Direction
An exact copy of every record is needed.

Stored data
============

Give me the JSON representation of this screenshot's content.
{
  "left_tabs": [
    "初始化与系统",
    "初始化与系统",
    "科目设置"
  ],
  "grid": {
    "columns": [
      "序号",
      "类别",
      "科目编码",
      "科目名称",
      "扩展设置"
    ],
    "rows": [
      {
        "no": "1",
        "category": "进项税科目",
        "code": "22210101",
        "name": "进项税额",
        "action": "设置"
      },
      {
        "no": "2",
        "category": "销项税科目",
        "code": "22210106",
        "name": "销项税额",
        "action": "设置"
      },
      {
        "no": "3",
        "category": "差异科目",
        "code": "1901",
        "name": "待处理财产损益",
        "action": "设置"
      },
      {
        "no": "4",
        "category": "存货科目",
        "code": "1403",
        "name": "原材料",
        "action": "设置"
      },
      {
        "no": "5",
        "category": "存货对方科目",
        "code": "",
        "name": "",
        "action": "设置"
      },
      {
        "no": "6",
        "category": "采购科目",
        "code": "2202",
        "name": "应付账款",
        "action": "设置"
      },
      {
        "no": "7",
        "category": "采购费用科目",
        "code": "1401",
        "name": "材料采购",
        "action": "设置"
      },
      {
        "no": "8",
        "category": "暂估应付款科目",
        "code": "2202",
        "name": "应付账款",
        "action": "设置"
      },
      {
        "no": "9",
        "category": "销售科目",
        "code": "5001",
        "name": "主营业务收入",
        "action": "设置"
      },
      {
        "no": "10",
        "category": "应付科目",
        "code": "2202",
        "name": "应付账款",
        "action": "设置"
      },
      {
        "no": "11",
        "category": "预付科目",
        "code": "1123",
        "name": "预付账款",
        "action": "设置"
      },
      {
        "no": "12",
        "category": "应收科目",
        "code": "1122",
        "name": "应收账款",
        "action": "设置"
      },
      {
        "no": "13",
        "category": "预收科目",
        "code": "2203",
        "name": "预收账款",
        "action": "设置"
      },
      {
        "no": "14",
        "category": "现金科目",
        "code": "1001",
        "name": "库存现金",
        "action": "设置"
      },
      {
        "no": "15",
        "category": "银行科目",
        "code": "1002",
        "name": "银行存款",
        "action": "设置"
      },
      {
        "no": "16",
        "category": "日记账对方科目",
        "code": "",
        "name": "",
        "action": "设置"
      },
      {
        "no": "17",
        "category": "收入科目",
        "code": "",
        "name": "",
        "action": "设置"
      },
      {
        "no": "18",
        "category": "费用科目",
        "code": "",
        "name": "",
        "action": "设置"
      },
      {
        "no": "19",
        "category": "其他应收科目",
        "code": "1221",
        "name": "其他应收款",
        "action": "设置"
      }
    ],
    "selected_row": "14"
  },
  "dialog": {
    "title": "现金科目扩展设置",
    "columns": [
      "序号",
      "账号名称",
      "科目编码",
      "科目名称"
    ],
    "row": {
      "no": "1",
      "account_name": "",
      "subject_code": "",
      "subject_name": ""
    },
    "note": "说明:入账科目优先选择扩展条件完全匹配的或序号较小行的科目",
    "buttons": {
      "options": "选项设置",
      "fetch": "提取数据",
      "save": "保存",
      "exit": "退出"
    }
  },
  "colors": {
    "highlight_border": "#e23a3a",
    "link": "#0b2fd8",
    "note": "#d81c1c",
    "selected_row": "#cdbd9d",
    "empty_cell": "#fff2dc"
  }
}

============

Answer to this exercise
Give me the JSON representation of this screenshot's content.
{
  "left_tabs": [
    "初始化与系统",
    "初始化与系统",
    "科目设置"
  ],
  "grid": {
    "columns": [
      "序号",
      "类别",
      "科目编码",
      "科目名称",
      "扩展设置"
    ],
    "rows": [
      {
        "no": "1",
        "category": "进项税科目",
        "code": "22210101",
        "name": "进项税额",
        "action": "设置"
      },
      {
        "no": "2",
        "category": "销项税科目",
        "code": "22210106",
        "name": "销项税额",
        "action": "设置"
      },
      {
        "no": "3",
        "category": "差异科目",
        "code": "1901",
        "name": "待处理财产损益",
        "action": "设置"
      },
      {
        "no": "4",
        "category": "存货科目",
        "code": "1403",
        "name": "原材料",
        "action": "设置"
      },
      {
        "no": "5",
        "category": "存货对方科目",
        "code": "",
        "name": "",
        "action": "设置"
      },
      {
        "no": "6",
        "category": "采购科目",
        "code": "2202",
        "name": "应付账款",
        "action": "设置"
      },
      {
        "no": "7",
        "category": "采购费用科目",
        "code": "1401",
        "name": "材料采购",
        "action": "设置"
      },
      {
        "no": "8",
        "category": "暂估应付款科目",
        "code": "2202",
        "name": "应付账款",
        "action": "设置"
      },
      {
        "no": "9",
        "category": "销售科目",
        "code": "5001",
        "name": "主营业务收入",
        "action": "设置"
      },
      {
        "no": "10",
        "category": "应付科目",
        "code": "2202",
        "name": "应付账款",
        "action": "设置"
      },
      {
        "no": "11",
        "category": "预付科目",
        "code": "1123",
        "name": "预付账款",
        "action": "设置"
      },
      {
        "no": "12",
        "category": "应收科目",
        "code": "1122",
        "name": "应收账款",
        "action": "设置"
      },
      {
        "no": "13",
        "category": "预收科目",
        "code": "2203",
        "name": "预收账款",
        "action": "设置"
      },
      {
        "no": "14",
        "category": "现金科目",
        "code": "1001",
        "name": "库存现金",
        "action": "设置"
      },
      {
        "no": "15",
        "category": "银行科目",
        "code": "1002",
        "name": "银行存款",
        "action": "设置"
      },
      {
        "no": "16",
        "category": "日记账对方科目",
        "code": "",
        "name": "",
        "action": "设置"
      },
      {
        "no": "17",
        "category": "收入科目",
        "code": "",
        "name": "",
        "action": "设置"
      },
      {
        "no": "18",
        "category": "费用科目",
        "code": "",
        "name": "",
        "action": "设置"
      },
      {
        "no": "19",
        "category": "其他应收科目",
        "code": "1221",
        "name": "其他应收款",
        "action": "设置"
      }
    ],
    "selected_row": "14"
  },
  "dialog": {
    "title": "现金科目扩展设置",
    "columns": [
      "序号",
      "账号名称",
      "科目编码",
      "科目名称"
    ],
    "row": {
      "no": "1",
      "account_name": "",
      "subject_code": "",
      "subject_name": ""
    },
    "note": "说明:入账科目优先选择扩展条件完全匹配的或序号较小行的科目",
    "buttons": {
      "options": "选项设置",
      "fetch": "提取数据",
      "save": "保存",
      "exit": "退出"
    }
  },
  "colors": {
    "highlight_border": "#e23a3a",
    "link": "#0b2fd8",
    "note": "#d81c1c",
    "selected_row": "#cdbd9d",
    "empty_cell": "#fff2dc"
  }
}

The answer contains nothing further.